Return all lines that include the string "Align".

Given records:
::::::::

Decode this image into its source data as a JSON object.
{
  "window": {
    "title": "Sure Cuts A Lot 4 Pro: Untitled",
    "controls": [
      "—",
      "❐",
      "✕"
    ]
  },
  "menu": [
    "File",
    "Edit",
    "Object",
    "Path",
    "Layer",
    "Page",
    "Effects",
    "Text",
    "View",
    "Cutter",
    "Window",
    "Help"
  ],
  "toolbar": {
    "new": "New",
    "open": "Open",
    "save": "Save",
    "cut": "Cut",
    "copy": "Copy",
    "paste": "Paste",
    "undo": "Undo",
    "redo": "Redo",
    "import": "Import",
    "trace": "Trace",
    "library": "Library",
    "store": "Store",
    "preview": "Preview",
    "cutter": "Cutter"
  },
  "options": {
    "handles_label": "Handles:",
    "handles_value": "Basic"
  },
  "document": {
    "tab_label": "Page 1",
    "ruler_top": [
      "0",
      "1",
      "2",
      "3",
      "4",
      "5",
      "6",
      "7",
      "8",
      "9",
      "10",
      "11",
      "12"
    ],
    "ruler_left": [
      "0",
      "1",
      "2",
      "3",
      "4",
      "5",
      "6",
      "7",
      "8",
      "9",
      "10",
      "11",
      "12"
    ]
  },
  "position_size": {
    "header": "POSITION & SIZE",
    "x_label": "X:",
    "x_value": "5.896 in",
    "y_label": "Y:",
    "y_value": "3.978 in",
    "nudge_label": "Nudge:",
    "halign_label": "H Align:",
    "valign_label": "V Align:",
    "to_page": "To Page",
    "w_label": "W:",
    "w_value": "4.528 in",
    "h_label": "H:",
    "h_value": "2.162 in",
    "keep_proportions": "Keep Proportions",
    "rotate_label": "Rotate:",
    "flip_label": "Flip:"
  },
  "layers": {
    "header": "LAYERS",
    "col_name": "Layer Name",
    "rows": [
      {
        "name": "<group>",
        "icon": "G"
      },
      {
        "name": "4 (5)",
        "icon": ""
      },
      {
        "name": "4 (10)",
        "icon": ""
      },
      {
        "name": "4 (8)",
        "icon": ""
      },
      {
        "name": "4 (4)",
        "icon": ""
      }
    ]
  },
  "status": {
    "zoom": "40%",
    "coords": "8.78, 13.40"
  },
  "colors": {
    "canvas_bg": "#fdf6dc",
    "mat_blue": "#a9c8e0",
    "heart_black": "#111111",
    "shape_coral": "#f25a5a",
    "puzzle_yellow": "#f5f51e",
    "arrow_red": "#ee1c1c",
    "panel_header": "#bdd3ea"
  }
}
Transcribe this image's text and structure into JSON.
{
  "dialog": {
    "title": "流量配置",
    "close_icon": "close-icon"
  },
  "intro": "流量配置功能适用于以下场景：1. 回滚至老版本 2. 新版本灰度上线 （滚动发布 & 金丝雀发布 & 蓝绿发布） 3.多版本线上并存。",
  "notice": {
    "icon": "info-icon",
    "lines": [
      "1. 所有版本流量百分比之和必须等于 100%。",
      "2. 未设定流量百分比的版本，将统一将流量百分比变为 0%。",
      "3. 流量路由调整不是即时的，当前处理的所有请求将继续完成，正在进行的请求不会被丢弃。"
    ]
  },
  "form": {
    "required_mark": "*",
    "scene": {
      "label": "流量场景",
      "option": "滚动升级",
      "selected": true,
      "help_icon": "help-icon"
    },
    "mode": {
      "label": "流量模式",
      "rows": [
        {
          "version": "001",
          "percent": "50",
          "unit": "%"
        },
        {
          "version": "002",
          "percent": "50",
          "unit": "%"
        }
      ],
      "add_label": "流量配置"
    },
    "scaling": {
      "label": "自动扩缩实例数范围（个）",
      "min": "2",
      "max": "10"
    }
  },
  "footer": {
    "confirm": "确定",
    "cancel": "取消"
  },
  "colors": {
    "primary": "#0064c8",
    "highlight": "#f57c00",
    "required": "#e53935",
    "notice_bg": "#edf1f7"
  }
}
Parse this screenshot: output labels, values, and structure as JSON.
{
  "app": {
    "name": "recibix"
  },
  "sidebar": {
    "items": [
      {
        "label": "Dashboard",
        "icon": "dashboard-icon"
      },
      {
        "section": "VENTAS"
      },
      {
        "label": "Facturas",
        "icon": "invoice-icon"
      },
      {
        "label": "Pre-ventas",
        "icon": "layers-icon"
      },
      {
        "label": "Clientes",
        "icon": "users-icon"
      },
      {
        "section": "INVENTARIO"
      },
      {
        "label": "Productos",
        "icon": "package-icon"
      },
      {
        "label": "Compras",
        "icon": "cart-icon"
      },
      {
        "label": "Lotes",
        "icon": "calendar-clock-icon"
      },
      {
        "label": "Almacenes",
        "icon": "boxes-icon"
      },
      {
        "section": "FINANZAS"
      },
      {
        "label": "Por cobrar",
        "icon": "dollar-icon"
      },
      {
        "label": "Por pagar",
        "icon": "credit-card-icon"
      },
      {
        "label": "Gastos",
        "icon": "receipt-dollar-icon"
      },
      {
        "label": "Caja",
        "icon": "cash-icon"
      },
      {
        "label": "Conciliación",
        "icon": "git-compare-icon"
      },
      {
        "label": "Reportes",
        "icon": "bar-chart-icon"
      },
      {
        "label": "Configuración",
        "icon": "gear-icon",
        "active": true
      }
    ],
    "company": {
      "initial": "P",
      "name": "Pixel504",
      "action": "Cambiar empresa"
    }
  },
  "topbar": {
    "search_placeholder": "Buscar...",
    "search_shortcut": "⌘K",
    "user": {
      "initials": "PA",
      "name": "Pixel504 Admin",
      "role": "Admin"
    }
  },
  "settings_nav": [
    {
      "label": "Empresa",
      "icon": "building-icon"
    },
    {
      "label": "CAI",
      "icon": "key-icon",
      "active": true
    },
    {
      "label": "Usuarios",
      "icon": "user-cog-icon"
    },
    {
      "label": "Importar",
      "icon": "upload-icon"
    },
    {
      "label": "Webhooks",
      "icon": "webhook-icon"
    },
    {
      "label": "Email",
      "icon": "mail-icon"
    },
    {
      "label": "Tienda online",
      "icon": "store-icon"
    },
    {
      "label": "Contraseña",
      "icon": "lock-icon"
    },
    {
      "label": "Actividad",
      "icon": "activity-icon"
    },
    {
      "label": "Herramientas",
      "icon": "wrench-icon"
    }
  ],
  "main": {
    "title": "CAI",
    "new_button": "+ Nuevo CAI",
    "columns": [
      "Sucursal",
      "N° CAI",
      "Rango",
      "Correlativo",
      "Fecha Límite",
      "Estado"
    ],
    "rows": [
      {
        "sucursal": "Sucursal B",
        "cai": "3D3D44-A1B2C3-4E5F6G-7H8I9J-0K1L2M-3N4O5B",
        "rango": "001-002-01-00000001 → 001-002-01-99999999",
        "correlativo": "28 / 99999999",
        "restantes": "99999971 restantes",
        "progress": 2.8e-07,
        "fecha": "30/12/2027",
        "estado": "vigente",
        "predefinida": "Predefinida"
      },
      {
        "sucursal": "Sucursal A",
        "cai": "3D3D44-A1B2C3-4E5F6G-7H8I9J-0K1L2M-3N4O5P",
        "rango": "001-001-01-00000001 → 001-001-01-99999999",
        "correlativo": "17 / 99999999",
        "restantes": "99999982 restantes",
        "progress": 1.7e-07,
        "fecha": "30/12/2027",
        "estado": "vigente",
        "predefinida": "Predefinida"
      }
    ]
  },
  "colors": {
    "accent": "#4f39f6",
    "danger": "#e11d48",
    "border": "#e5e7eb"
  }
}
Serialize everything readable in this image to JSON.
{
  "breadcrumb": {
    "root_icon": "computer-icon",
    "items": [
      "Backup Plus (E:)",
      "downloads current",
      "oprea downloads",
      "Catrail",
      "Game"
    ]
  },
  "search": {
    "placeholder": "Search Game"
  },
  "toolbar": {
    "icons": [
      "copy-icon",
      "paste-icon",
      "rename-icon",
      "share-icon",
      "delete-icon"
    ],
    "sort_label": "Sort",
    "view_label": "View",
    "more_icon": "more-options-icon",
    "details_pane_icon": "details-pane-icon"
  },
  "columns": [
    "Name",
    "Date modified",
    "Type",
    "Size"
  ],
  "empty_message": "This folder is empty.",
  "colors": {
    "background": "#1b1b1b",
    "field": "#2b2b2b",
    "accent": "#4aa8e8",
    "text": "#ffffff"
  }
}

::::::::

Output below:
    "halign_label": "H Align:",
    "valign_label": "V Align:",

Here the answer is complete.